• Instructions for the task: Repeat every entry word for word, but leave the images out of your copy.

• Available records:
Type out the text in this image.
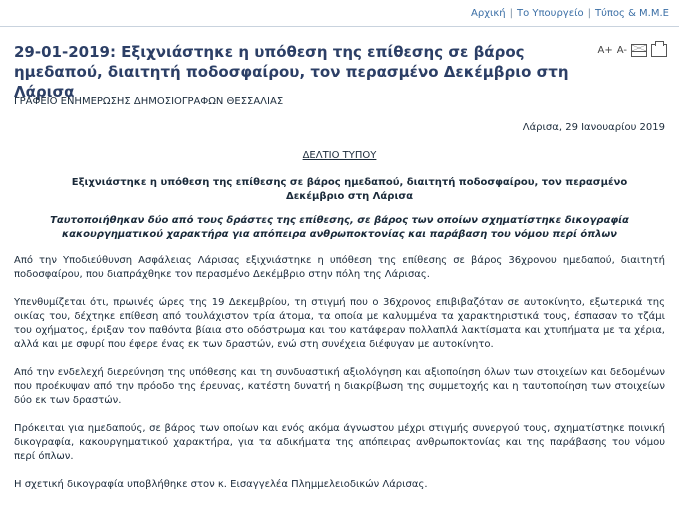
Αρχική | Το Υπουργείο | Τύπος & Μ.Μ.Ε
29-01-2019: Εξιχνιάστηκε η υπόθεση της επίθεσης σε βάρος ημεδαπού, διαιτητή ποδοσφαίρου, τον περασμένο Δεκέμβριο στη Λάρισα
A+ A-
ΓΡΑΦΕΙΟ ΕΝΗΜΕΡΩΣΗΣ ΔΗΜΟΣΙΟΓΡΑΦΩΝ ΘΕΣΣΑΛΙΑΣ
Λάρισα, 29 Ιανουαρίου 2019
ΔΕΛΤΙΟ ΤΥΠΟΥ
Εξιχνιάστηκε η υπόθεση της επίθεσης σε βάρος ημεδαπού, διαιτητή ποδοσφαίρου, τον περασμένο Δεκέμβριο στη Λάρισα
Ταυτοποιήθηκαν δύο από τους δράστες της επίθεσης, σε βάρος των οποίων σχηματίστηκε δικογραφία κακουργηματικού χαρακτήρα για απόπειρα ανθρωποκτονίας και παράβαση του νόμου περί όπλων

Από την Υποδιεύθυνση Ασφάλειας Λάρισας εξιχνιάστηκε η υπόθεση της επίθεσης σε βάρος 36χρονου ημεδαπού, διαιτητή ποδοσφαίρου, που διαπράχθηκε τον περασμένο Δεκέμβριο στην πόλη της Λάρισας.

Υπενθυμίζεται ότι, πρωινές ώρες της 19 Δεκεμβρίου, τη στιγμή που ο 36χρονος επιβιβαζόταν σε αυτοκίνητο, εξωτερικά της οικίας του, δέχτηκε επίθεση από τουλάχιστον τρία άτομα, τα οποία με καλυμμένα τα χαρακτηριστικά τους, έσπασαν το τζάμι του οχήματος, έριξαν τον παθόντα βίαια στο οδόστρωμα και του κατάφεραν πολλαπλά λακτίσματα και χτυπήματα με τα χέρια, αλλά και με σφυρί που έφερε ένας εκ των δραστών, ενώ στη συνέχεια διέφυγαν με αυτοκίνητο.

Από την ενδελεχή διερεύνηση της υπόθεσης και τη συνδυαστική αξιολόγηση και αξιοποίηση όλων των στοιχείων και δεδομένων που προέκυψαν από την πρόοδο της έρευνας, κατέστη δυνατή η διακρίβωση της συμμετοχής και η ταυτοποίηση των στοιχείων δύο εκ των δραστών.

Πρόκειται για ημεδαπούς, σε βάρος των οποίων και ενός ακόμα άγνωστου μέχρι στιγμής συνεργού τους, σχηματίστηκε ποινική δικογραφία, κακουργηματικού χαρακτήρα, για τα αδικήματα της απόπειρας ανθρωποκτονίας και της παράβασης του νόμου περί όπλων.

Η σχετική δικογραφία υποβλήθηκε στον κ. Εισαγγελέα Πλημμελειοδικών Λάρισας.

• Response to this task:
Type out the text in this image.
Αρχική | Το Υπουργείο | Τύπος & Μ.Μ.Ε
29-01-2019: Εξιχνιάστηκε η υπόθεση της επίθεσης σε βάρος ημεδαπού, διαιτητή ποδοσφαίρου, τον περασμένο Δεκέμβριο στη Λάρισα
A+ A-
ΓΡΑΦΕΙΟ ΕΝΗΜΕΡΩΣΗΣ ΔΗΜΟΣΙΟΓΡΑΦΩΝ ΘΕΣΣΑΛΙΑΣ
Λάρισα, 29 Ιανουαρίου 2019
ΔΕΛΤΙΟ ΤΥΠΟΥ
Εξιχνιάστηκε η υπόθεση της επίθεσης σε βάρος ημεδαπού, διαιτητή ποδοσφαίρου, τον περασμένο Δεκέμβριο στη Λάρισα
Ταυτοποιήθηκαν δύο από τους δράστες της επίθεσης, σε βάρος των οποίων σχηματίστηκε δικογραφία κακουργηματικού χαρακτήρα για απόπειρα ανθρωποκτονίας και παράβαση του νόμου περί όπλων

Από την Υποδιεύθυνση Ασφάλειας Λάρισας εξιχνιάστηκε η υπόθεση της επίθεσης σε βάρος 36χρονου ημεδαπού, διαιτητή ποδοσφαίρου, που διαπράχθηκε τον περασμένο Δεκέμβριο στην πόλη της Λάρισας.

Υπενθυμίζεται ότι, πρωινές ώρες της 19 Δεκεμβρίου, τη στιγμή που ο 36χρονος επιβιβαζόταν σε αυτοκίνητο, εξωτερικά της οικίας του, δέχτηκε επίθεση από τουλάχιστον τρία άτομα, τα οποία με καλυμμένα τα χαρακτηριστικά τους, έσπασαν το τζάμι του οχήματος, έριξαν τον παθόντα βίαια στο οδόστρωμα και του κατάφεραν πολλαπλά λακτίσματα και χτυπήματα με τα χέρια, αλλά και με σφυρί που έφερε ένας εκ των δραστών, ενώ στη συνέχεια διέφυγαν με αυτοκίνητο.

Από την ενδελεχή διερεύνηση της υπόθεσης και τη συνδυαστική αξιολόγηση και αξιοποίηση όλων των στοιχείων και δεδομένων που προέκυψαν από την πρόοδο της έρευνας, κατέστη δυνατή η διακρίβωση της συμμετοχής και η ταυτοποίηση των στοιχείων δύο εκ των δραστών.

Πρόκειται για ημεδαπούς, σε βάρος των οποίων και ενός ακόμα άγνωστου μέχρι στιγμής συνεργού τους, σχηματίστηκε ποινική δικογραφία, κακουργηματικού χαρακτήρα, για τα αδικήματα της απόπειρας ανθρωποκτονίας και της παράβασης του νόμου περί όπλων.

Η σχετική δικογραφία υποβλήθηκε στον κ. Εισαγγελέα Πλημμελειοδικών Λάρισας.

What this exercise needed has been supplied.